- [WHAT IS BEING ASKED]
In the listing below, find every line containing "values" and copy it out.

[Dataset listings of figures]
┌──
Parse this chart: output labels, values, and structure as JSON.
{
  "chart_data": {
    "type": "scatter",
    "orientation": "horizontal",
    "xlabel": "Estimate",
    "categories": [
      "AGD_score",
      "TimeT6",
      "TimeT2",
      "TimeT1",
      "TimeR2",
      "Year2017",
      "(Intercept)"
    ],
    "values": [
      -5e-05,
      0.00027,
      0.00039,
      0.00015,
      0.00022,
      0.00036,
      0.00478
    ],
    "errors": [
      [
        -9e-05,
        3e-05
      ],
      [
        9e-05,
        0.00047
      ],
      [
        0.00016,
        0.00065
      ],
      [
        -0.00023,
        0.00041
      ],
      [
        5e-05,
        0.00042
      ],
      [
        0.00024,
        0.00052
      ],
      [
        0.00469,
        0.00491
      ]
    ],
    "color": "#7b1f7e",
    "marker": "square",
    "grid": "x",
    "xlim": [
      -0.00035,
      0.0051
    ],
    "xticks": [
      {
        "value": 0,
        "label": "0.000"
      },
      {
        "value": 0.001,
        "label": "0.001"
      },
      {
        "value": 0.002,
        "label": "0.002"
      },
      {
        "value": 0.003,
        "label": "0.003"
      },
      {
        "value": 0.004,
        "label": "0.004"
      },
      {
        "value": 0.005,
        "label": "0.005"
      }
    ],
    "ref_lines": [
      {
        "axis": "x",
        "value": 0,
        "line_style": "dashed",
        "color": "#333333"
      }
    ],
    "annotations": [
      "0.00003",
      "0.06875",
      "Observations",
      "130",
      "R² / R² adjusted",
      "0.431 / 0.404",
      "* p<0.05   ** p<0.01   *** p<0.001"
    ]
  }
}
└──
- [THE ANSWER]
Parse this chart: output labels, values, and structure as JSON.
    "values": [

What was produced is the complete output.